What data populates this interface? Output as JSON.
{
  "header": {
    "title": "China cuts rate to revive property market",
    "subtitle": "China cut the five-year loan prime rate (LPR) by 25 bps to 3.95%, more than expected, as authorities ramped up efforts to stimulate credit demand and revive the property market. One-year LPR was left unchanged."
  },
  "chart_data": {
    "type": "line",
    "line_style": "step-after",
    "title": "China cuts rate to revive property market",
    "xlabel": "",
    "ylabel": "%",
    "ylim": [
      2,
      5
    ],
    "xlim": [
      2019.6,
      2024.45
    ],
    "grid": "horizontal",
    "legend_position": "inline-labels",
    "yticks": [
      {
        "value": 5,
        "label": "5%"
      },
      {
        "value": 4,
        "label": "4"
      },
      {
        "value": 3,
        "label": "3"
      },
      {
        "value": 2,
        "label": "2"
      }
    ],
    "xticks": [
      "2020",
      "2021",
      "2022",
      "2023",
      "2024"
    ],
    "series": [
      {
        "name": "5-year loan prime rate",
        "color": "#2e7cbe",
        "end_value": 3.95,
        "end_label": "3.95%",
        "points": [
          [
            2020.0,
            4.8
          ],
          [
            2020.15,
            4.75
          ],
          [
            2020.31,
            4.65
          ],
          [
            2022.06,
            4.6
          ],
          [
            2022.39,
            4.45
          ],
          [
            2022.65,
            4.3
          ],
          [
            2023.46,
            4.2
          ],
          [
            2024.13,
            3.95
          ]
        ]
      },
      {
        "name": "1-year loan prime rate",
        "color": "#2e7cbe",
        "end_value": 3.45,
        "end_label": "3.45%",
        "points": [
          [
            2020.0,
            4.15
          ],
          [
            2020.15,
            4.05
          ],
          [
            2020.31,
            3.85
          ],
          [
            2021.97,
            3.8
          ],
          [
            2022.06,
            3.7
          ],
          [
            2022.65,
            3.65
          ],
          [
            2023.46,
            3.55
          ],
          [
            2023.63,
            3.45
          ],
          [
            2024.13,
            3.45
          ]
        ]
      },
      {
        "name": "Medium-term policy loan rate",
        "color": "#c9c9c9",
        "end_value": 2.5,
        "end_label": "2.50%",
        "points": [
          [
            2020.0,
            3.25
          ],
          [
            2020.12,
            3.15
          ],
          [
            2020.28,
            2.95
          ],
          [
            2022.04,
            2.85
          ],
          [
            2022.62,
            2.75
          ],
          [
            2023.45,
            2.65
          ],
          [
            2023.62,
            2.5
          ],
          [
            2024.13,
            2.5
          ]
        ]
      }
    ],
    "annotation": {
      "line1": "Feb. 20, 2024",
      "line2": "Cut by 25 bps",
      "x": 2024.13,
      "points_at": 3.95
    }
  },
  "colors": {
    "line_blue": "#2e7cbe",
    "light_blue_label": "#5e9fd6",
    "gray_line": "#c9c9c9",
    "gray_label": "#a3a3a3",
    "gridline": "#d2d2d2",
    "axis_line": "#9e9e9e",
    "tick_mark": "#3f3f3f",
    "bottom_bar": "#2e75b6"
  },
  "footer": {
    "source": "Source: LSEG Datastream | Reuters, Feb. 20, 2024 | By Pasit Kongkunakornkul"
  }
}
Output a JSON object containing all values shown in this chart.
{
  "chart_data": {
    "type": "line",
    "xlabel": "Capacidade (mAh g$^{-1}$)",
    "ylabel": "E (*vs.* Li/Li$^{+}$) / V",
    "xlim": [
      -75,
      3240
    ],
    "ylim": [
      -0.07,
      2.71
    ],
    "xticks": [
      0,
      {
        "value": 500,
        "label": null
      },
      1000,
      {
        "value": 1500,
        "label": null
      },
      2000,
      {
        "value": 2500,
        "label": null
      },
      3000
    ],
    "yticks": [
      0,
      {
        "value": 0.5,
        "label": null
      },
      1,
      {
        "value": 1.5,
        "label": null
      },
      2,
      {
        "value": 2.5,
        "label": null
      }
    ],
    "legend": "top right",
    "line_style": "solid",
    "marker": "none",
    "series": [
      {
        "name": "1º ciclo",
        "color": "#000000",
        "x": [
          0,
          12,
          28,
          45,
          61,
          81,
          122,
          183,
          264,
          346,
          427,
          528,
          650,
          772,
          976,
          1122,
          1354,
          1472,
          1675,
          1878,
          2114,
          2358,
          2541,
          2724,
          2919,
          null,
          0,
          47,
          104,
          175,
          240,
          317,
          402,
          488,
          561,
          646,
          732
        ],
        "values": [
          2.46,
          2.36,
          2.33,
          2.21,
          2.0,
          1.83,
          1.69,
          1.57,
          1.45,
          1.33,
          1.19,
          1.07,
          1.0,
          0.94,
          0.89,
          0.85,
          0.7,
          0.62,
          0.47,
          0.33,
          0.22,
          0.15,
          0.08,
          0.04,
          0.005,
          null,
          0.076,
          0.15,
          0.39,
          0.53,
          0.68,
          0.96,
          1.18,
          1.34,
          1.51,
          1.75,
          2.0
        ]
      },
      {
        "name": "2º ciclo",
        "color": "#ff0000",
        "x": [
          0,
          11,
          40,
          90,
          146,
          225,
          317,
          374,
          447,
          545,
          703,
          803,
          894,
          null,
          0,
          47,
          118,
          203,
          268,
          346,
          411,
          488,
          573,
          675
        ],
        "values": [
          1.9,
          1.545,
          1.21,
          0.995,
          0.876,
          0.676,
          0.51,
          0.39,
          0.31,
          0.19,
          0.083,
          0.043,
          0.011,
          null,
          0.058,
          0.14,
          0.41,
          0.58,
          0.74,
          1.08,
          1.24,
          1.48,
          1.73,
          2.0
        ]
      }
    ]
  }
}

....

Hand back the material above in full, exactly as written.

Answer to the exercise:
What data populates this interface? Output as JSON.
{
  "header": {
    "title": "China cuts rate to revive property market",
    "subtitle": "China cut the five-year loan prime rate (LPR) by 25 bps to 3.95%, more than expected, as authorities ramped up efforts to stimulate credit demand and revive the property market. One-year LPR was left unchanged."
  },
  "chart_data": {
    "type": "line",
    "line_style": "step-after",
    "title": "China cuts rate to revive property market",
    "xlabel": "",
    "ylabel": "%",
    "ylim": [
      2,
      5
    ],
    "xlim": [
      2019.6,
      2024.45
    ],
    "grid": "horizontal",
    "legend_position": "inline-labels",
    "yticks": [
      {
        "value": 5,
        "label": "5%"
      },
      {
        "value": 4,
        "label": "4"
      },
      {
        "value": 3,
        "label": "3"
      },
      {
        "value": 2,
        "label": "2"
      }
    ],
    "xticks": [
      "2020",
      "2021",
      "2022",
      "2023",
      "2024"
    ],
    "series": [
      {
        "name": "5-year loan prime rate",
        "color": "#2e7cbe",
        "end_value": 3.95,
        "end_label": "3.95%",
        "points": [
          [
            2020.0,
            4.8
          ],
          [
            2020.15,
            4.75
          ],
          [
            2020.31,
            4.65
          ],
          [
            2022.06,
            4.6
          ],
          [
            2022.39,
            4.45
          ],
          [
            2022.65,
            4.3
          ],
          [
            2023.46,
            4.2
          ],
          [
            2024.13,
            3.95
          ]
        ]
      },
      {
        "name": "1-year loan prime rate",
        "color": "#2e7cbe",
        "end_value": 3.45,
        "end_label": "3.45%",
        "points": [
          [
            2020.0,
            4.15
          ],
          [
            2020.15,
            4.05
          ],
          [
            2020.31,
            3.85
          ],
          [
            2021.97,
            3.8
          ],
          [
            2022.06,
            3.7
          ],
          [
            2022.65,
            3.65
          ],
          [
            2023.46,
            3.55
          ],
          [
            2023.63,
            3.45
          ],
          [
            2024.13,
            3.45
          ]
        ]
      },
      {
        "name": "Medium-term policy loan rate",
        "color": "#c9c9c9",
        "end_value": 2.5,
        "end_label": "2.50%",
        "points": [
          [
            2020.0,
            3.25
          ],
          [
            2020.12,
            3.15
          ],
          [
            2020.28,
            2.95
          ],
          [
            2022.04,
            2.85
          ],
          [
            2022.62,
            2.75
          ],
          [
            2023.45,
            2.65
          ],
          [
            2023.62,
            2.5
          ],
          [
            2024.13,
            2.5
          ]
        ]
      }
    ],
    "annotation": {
      "line1": "Feb. 20, 2024",
      "line2": "Cut by 25 bps",
      "x": 2024.13,
      "points_at": 3.95
    }
  },
  "colors": {
    "line_blue": "#2e7cbe",
    "light_blue_label": "#5e9fd6",
    "gray_line": "#c9c9c9",
    "gray_label": "#a3a3a3",
    "gridline": "#d2d2d2",
    "axis_line": "#9e9e9e",
    "tick_mark": "#3f3f3f",
    "bottom_bar": "#2e75b6"
  },
  "footer": {
    "source": "Source: LSEG Datastream | Reuters, Feb. 20, 2024 | By Pasit Kongkunakornkul"
  }
}
Output a JSON object containing all values shown in this chart.
{
  "chart_data": {
    "type": "line",
    "xlabel": "Capacidade (mAh g$^{-1}$)",
    "ylabel": "E (*vs.* Li/Li$^{+}$) / V",
    "xlim": [
      -75,
      3240
    ],
    "ylim": [
      -0.07,
      2.71
    ],
    "xticks": [
      0,
      {
        "value": 500,
        "label": null
      },
      1000,
      {
        "value": 1500,
        "label": null
      },
      2000,
      {
        "value": 2500,
        "label": null
      },
      3000
    ],
    "yticks": [
      0,
      {
        "value": 0.5,
        "label": null
      },
      1,
      {
        "value": 1.5,
        "label": null
      },
      2,
      {
        "value": 2.5,
        "label": null
      }
    ],
    "legend": "top right",
    "line_style": "solid",
    "marker": "none",
    "series": [
      {
        "name": "1º ciclo",
        "color": "#000000",
        "x": [
          0,
          12,
          28,
          45,
          61,
          81,
          122,
          183,
          264,
          346,
          427,
          528,
          650,
          772,
          976,
          1122,
          1354,
          1472,
          1675,
          1878,
          2114,
          2358,
          2541,
          2724,
          2919,
          null,
          0,
          47,
          104,
          175,
          240,
          317,
          402,
          488,
          561,
          646,
          732
        ],
        "values": [
          2.46,
          2.36,
          2.33,
          2.21,
          2.0,
          1.83,
          1.69,
          1.57,
          1.45,
          1.33,
          1.19,
          1.07,
          1.0,
          0.94,
          0.89,
          0.85,
          0.7,
          0.62,
          0.47,
          0.33,
          0.22,
          0.15,
          0.08,
          0.04,
          0.005,
          null,
          0.076,
          0.15,
          0.39,
          0.53,
          0.68,
          0.96,
          1.18,
          1.34,
          1.51,
          1.75,
          2.0
        ]
      },
      {
        "name": "2º ciclo",
        "color": "#ff0000",
        "x": [
          0,
          11,
          40,
          90,
          146,
          225,
          317,
          374,
          447,
          545,
          703,
          803,
          894,
          null,
          0,
          47,
          118,
          203,
          268,
          346,
          411,
          488,
          573,
          675
        ],
        "values": [
          1.9,
          1.545,
          1.21,
          0.995,
          0.876,
          0.676,
          0.51,
          0.39,
          0.31,
          0.19,
          0.083,
          0.043,
          0.011,
          null,
          0.058,
          0.14,
          0.41,
          0.58,
          0.74,
          1.08,
          1.24,
          1.48,
          1.73,
          2.0
        ]
      }
    ]
  }
}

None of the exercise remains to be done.